◆ Given instruction ◆
Look through the data below. Collect every line where the word "chāi" occurs.

◆ The data ◆
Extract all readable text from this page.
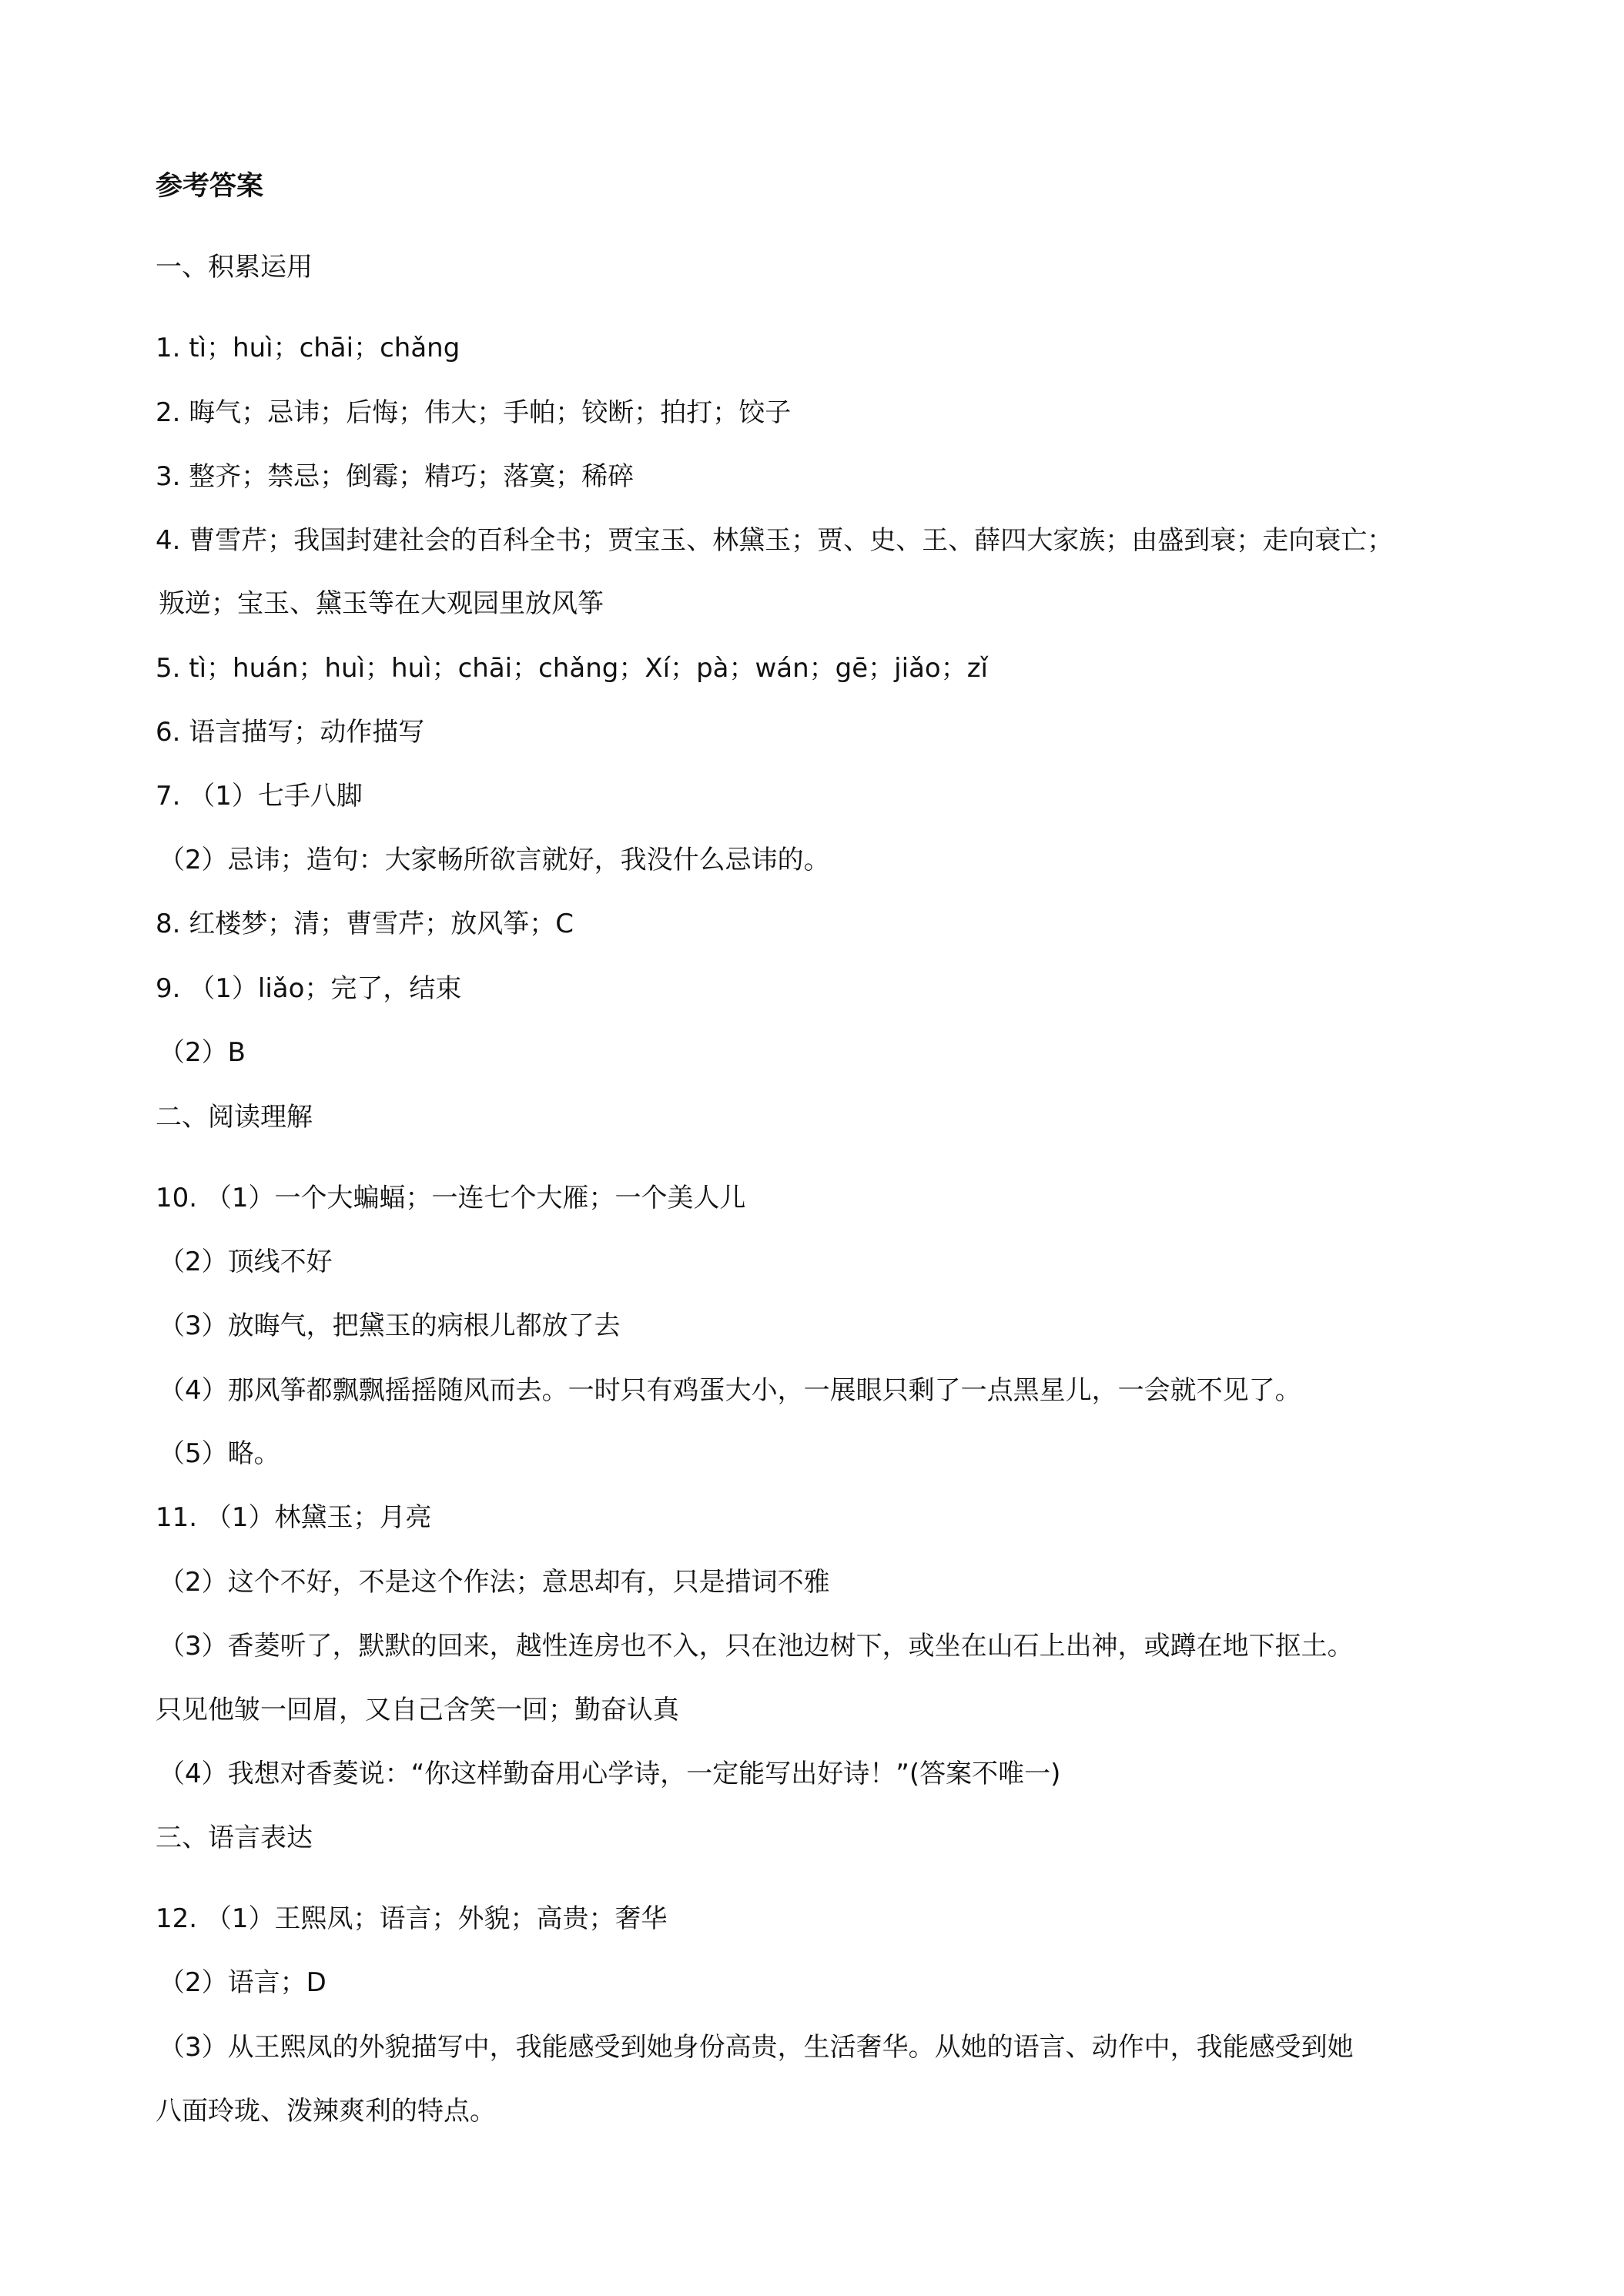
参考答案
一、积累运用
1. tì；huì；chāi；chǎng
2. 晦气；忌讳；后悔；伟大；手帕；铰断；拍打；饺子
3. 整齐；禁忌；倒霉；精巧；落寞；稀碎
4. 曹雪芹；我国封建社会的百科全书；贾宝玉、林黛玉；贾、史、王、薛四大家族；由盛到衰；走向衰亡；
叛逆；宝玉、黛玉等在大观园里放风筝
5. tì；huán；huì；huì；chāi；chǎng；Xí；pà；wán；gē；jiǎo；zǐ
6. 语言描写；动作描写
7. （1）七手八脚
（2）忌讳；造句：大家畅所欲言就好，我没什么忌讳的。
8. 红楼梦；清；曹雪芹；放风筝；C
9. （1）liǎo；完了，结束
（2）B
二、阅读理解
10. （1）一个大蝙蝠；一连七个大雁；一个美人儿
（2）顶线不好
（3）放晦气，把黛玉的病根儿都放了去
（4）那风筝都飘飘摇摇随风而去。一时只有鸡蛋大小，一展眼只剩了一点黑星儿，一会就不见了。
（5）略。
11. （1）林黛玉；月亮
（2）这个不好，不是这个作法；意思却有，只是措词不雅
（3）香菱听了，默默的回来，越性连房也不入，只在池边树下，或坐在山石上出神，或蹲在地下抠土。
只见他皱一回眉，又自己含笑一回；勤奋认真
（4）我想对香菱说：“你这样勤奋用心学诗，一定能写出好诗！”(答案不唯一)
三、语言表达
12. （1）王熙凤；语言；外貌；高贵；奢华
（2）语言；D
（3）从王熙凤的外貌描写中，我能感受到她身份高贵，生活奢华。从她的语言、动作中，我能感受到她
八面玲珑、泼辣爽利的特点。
...
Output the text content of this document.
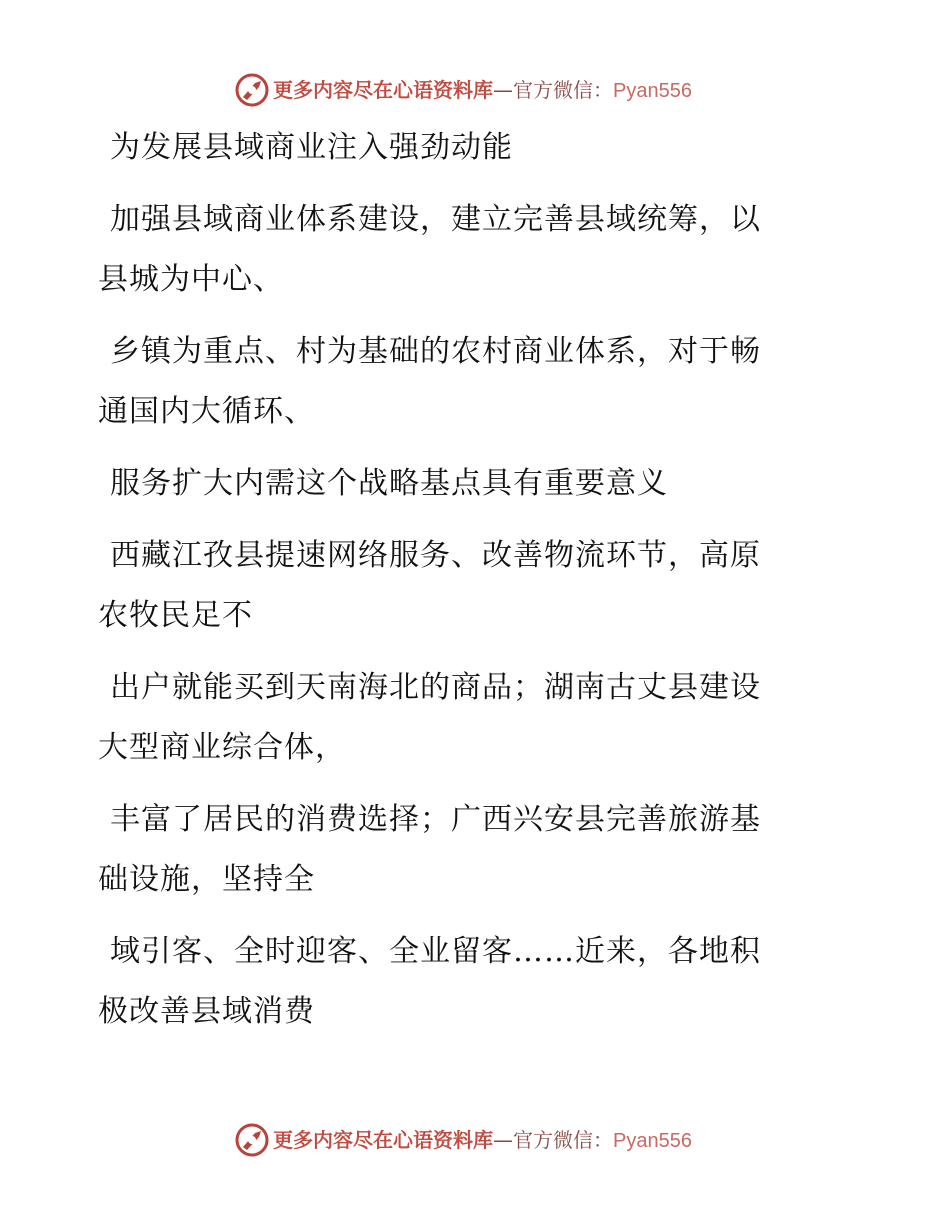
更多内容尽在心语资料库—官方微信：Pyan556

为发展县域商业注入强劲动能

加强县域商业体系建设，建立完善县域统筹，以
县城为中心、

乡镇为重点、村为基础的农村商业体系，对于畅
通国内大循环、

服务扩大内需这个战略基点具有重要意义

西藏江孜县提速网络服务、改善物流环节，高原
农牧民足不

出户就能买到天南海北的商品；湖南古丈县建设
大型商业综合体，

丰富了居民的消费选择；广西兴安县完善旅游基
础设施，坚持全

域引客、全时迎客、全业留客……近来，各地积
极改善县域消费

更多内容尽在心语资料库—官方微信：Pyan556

◆ Answer for this exercise ◆
1. tì；huì；chāi；chǎng
5. tì；huán；huì；huì；chāi；chǎng；Xí；pà；wán；gē；jiǎo；zǐ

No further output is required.